→ **PROBLEM DESCRIPTION**:
Reproduce each record below exactly as written.

→ **DATASET RECORDS**:
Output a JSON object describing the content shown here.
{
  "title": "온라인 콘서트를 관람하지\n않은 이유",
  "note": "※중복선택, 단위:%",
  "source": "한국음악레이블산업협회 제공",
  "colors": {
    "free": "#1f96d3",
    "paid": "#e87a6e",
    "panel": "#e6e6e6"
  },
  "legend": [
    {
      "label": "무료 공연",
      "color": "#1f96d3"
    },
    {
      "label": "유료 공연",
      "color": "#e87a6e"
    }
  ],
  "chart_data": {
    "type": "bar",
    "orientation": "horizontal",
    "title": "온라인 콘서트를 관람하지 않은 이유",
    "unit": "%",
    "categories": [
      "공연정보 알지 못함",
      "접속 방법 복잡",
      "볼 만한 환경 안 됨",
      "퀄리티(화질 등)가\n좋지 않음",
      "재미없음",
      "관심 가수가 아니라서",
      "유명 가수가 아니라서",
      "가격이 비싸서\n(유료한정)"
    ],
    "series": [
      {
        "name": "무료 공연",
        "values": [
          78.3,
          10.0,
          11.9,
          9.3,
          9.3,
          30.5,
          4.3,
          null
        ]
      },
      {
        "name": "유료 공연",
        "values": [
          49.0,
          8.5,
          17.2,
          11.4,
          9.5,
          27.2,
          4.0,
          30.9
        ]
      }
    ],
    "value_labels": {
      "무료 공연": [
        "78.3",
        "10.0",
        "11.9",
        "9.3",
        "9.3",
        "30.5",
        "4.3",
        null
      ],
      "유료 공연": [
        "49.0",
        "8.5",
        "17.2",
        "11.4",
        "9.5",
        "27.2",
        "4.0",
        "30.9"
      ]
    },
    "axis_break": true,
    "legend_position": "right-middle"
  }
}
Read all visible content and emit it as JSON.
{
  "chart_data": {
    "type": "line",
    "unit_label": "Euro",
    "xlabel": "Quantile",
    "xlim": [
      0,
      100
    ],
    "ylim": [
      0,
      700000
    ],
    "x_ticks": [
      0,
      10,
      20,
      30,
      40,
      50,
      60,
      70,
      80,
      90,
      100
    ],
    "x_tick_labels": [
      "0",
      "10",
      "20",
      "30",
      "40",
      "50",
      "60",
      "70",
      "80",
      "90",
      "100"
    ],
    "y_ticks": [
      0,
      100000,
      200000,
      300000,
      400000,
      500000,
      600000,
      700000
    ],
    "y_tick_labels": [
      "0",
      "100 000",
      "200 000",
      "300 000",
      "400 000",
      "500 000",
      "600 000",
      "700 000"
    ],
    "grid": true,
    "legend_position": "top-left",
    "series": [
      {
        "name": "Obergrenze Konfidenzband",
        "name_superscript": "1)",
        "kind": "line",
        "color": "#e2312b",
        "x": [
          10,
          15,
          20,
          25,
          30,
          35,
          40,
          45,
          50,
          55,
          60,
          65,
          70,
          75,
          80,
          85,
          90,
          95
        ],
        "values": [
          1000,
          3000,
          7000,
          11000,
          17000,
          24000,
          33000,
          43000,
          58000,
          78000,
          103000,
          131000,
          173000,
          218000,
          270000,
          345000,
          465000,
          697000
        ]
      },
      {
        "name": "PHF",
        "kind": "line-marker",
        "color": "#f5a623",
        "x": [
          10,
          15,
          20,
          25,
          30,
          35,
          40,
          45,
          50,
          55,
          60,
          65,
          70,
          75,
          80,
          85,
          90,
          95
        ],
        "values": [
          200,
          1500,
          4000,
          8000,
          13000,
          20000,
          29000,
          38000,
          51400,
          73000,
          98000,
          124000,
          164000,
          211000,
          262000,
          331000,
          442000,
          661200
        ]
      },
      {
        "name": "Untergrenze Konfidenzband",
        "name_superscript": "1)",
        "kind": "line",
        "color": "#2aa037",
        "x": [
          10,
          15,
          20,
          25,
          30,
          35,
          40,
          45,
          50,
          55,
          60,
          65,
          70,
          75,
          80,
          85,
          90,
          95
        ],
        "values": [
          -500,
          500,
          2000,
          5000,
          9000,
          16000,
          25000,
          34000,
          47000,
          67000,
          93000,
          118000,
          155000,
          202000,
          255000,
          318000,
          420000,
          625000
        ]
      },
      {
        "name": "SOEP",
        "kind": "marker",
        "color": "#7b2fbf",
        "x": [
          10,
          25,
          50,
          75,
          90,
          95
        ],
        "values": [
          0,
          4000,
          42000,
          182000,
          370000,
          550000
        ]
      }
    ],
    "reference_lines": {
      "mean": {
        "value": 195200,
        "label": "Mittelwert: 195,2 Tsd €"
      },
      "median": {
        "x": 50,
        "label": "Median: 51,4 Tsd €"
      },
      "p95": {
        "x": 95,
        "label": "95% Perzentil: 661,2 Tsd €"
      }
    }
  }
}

→ **ANSWER TO THIS PROBLEM**:
Output a JSON object describing the content shown here.
{
  "title": "온라인 콘서트를 관람하지\n않은 이유",
  "note": "※중복선택, 단위:%",
  "source": "한국음악레이블산업협회 제공",
  "colors": {
    "free": "#1f96d3",
    "paid": "#e87a6e",
    "panel": "#e6e6e6"
  },
  "legend": [
    {
      "label": "무료 공연",
      "color": "#1f96d3"
    },
    {
      "label": "유료 공연",
      "color": "#e87a6e"
    }
  ],
  "chart_data": {
    "type": "bar",
    "orientation": "horizontal",
    "title": "온라인 콘서트를 관람하지 않은 이유",
    "unit": "%",
    "categories": [
      "공연정보 알지 못함",
      "접속 방법 복잡",
      "볼 만한 환경 안 됨",
      "퀄리티(화질 등)가\n좋지 않음",
      "재미없음",
      "관심 가수가 아니라서",
      "유명 가수가 아니라서",
      "가격이 비싸서\n(유료한정)"
    ],
    "series": [
      {
        "name": "무료 공연",
        "values": [
          78.3,
          10.0,
          11.9,
          9.3,
          9.3,
          30.5,
          4.3,
          null
        ]
      },
      {
        "name": "유료 공연",
        "values": [
          49.0,
          8.5,
          17.2,
          11.4,
          9.5,
          27.2,
          4.0,
          30.9
        ]
      }
    ],
    "value_labels": {
      "무료 공연": [
        "78.3",
        "10.0",
        "11.9",
        "9.3",
        "9.3",
        "30.5",
        "4.3",
        null
      ],
      "유료 공연": [
        "49.0",
        "8.5",
        "17.2",
        "11.4",
        "9.5",
        "27.2",
        "4.0",
        "30.9"
      ]
    },
    "axis_break": true,
    "legend_position": "right-middle"
  }
}
Read all visible content and emit it as JSON.
{
  "chart_data": {
    "type": "line",
    "unit_label": "Euro",
    "xlabel": "Quantile",
    "xlim": [
      0,
      100
    ],
    "ylim": [
      0,
      700000
    ],
    "x_ticks": [
      0,
      10,
      20,
      30,
      40,
      50,
      60,
      70,
      80,
      90,
      100
    ],
    "x_tick_labels": [
      "0",
      "10",
      "20",
      "30",
      "40",
      "50",
      "60",
      "70",
      "80",
      "90",
      "100"
    ],
    "y_ticks": [
      0,
      100000,
      200000,
      300000,
      400000,
      500000,
      600000,
      700000
    ],
    "y_tick_labels": [
      "0",
      "100 000",
      "200 000",
      "300 000",
      "400 000",
      "500 000",
      "600 000",
      "700 000"
    ],
    "grid": true,
    "legend_position": "top-left",
    "series": [
      {
        "name": "Obergrenze Konfidenzband",
        "name_superscript": "1)",
        "kind": "line",
        "color": "#e2312b",
        "x": [
          10,
          15,
          20,
          25,
          30,
          35,
          40,
          45,
          50,
          55,
          60,
          65,
          70,
          75,
          80,
          85,
          90,
          95
        ],
        "values": [
          1000,
          3000,
          7000,
          11000,
          17000,
          24000,
          33000,
          43000,
          58000,
          78000,
          103000,
          131000,
          173000,
          218000,
          270000,
          345000,
          465000,
          697000
        ]
      },
      {
        "name": "PHF",
        "kind": "line-marker",
        "color": "#f5a623",
        "x": [
          10,
          15,
          20,
          25,
          30,
          35,
          40,
          45,
          50,
          55,
          60,
          65,
          70,
          75,
          80,
          85,
          90,
          95
        ],
        "values": [
          200,
          1500,
          4000,
          8000,
          13000,
          20000,
          29000,
          38000,
          51400,
          73000,
          98000,
          124000,
          164000,
          211000,
          262000,
          331000,
          442000,
          661200
        ]
      },
      {
        "name": "Untergrenze Konfidenzband",
        "name_superscript": "1)",
        "kind": "line",
        "color": "#2aa037",
        "x": [
          10,
          15,
          20,
          25,
          30,
          35,
          40,
          45,
          50,
          55,
          60,
          65,
          70,
          75,
          80,
          85,
          90,
          95
        ],
        "values": [
          -500,
          500,
          2000,
          5000,
          9000,
          16000,
          25000,
          34000,
          47000,
          67000,
          93000,
          118000,
          155000,
          202000,
          255000,
          318000,
          420000,
          625000
        ]
      },
      {
        "name": "SOEP",
        "kind": "marker",
        "color": "#7b2fbf",
        "x": [
          10,
          25,
          50,
          75,
          90,
          95
        ],
        "values": [
          0,
          4000,
          42000,
          182000,
          370000,
          550000
        ]
      }
    ],
    "reference_lines": {
      "mean": {
        "value": 195200,
        "label": "Mittelwert: 195,2 Tsd €"
      },
      "median": {
        "x": 50,
        "label": "Median: 51,4 Tsd €"
      },
      "p95": {
        "x": 95,
        "label": "95% Perzentil: 661,2 Tsd €"
      }
    }
  }
}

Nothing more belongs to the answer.